## Task description
Locate the string "Training" in the listing below. Copy every line where it is found.

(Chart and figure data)
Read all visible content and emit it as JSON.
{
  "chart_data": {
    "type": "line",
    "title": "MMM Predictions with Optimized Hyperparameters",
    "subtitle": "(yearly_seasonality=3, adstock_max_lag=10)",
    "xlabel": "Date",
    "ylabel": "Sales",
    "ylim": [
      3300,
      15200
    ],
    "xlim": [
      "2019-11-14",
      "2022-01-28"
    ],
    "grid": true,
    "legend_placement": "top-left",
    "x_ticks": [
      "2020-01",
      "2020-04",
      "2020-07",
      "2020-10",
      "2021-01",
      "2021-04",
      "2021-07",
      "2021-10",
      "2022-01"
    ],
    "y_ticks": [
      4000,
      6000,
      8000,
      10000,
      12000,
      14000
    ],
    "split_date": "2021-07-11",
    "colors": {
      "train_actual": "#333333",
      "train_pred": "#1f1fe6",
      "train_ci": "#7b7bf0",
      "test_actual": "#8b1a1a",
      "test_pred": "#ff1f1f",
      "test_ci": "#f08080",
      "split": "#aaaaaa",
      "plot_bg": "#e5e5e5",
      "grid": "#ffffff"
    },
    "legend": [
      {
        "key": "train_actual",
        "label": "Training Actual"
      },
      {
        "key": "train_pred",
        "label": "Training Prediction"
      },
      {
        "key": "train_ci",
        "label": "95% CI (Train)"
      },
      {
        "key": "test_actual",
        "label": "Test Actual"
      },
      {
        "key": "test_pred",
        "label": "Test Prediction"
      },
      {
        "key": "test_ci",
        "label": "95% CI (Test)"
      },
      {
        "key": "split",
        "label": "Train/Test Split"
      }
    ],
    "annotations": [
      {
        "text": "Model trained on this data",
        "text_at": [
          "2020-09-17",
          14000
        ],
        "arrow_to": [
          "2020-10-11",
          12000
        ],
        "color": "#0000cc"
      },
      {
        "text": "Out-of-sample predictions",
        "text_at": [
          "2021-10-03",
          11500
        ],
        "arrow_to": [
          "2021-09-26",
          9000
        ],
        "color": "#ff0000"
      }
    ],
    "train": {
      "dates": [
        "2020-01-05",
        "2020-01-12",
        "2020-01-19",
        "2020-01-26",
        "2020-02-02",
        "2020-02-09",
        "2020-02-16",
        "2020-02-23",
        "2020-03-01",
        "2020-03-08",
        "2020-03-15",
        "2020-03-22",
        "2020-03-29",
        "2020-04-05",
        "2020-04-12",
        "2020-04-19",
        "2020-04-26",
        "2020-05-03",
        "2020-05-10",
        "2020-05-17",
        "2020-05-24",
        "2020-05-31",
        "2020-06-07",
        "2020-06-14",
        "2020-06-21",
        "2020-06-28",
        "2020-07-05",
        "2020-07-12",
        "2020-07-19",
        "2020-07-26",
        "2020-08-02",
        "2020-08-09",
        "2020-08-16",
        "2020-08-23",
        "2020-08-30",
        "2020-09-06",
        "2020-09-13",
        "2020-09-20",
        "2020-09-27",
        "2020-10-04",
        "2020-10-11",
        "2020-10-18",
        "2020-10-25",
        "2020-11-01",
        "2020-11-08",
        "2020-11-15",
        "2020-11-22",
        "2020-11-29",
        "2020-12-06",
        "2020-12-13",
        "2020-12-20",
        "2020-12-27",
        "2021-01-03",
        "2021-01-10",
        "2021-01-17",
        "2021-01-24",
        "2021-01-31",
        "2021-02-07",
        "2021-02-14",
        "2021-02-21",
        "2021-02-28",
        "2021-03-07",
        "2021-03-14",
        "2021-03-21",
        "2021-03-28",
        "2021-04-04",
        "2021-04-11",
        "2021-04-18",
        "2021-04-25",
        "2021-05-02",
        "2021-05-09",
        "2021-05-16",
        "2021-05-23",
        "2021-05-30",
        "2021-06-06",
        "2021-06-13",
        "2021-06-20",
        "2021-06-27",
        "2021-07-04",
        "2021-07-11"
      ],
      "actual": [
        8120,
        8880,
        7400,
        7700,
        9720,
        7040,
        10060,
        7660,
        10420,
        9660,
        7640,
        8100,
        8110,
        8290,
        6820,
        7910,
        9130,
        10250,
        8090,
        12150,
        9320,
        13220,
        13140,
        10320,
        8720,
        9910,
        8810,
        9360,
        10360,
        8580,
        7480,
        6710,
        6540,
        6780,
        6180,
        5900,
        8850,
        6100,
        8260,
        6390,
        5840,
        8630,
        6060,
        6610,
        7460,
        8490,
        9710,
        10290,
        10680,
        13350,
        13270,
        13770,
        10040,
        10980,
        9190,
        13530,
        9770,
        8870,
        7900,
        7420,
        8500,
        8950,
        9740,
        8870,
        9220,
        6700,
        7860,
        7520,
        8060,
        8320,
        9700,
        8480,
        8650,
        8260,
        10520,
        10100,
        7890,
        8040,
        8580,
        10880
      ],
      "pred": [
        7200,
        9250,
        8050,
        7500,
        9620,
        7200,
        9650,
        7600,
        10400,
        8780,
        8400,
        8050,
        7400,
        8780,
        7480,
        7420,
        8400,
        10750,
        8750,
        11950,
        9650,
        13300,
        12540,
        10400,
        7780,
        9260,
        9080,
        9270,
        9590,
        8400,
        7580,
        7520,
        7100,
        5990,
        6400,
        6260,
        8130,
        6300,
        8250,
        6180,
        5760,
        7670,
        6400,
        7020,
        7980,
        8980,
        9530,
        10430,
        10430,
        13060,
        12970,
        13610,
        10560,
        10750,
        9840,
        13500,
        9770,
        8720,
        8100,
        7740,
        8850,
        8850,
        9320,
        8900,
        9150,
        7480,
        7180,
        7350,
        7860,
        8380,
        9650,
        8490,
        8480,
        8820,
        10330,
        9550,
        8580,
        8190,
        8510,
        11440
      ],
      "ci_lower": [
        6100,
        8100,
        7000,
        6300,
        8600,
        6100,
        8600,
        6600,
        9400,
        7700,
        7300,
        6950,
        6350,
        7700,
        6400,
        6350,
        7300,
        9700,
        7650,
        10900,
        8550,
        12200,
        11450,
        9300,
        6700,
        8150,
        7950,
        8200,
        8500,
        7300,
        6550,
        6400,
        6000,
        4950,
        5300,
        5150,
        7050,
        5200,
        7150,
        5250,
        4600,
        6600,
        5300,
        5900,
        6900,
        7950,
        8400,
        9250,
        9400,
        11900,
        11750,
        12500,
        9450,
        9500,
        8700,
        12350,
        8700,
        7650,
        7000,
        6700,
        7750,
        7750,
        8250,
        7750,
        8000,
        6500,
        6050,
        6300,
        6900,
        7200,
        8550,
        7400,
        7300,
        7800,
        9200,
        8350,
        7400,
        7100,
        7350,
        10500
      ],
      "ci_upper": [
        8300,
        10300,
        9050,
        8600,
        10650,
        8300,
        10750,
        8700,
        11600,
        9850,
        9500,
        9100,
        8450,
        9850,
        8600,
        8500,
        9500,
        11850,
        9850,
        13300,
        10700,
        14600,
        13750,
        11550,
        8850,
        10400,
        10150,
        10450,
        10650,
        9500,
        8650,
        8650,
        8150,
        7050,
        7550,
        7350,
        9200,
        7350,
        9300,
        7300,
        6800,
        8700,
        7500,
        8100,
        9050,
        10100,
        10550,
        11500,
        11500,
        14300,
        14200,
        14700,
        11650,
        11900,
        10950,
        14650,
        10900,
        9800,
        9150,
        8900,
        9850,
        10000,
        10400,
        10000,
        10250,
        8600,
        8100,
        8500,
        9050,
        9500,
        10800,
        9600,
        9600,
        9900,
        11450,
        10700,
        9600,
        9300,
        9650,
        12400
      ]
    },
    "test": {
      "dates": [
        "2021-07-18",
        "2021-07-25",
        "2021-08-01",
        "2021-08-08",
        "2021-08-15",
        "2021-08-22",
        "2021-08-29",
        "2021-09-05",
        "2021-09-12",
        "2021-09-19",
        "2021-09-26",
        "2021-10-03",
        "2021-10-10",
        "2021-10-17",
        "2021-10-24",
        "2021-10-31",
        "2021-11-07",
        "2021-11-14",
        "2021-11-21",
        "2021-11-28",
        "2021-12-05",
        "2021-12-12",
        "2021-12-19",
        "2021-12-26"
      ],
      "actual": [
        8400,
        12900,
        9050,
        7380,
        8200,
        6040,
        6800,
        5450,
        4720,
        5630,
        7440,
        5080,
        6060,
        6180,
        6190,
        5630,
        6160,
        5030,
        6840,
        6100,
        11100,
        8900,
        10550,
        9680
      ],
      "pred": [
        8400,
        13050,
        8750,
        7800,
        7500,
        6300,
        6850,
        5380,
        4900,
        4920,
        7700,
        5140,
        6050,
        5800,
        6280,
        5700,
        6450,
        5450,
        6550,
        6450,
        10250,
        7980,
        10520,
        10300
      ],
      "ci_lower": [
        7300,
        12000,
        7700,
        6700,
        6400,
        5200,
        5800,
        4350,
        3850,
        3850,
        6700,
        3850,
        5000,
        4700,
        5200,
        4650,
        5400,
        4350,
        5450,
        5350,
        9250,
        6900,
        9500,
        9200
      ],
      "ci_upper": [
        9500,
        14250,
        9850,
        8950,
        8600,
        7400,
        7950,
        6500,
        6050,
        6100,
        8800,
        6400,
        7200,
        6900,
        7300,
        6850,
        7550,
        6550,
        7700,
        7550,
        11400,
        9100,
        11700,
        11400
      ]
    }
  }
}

## Response to this task
        "label": "Training Actual"
        "label": "Training Prediction"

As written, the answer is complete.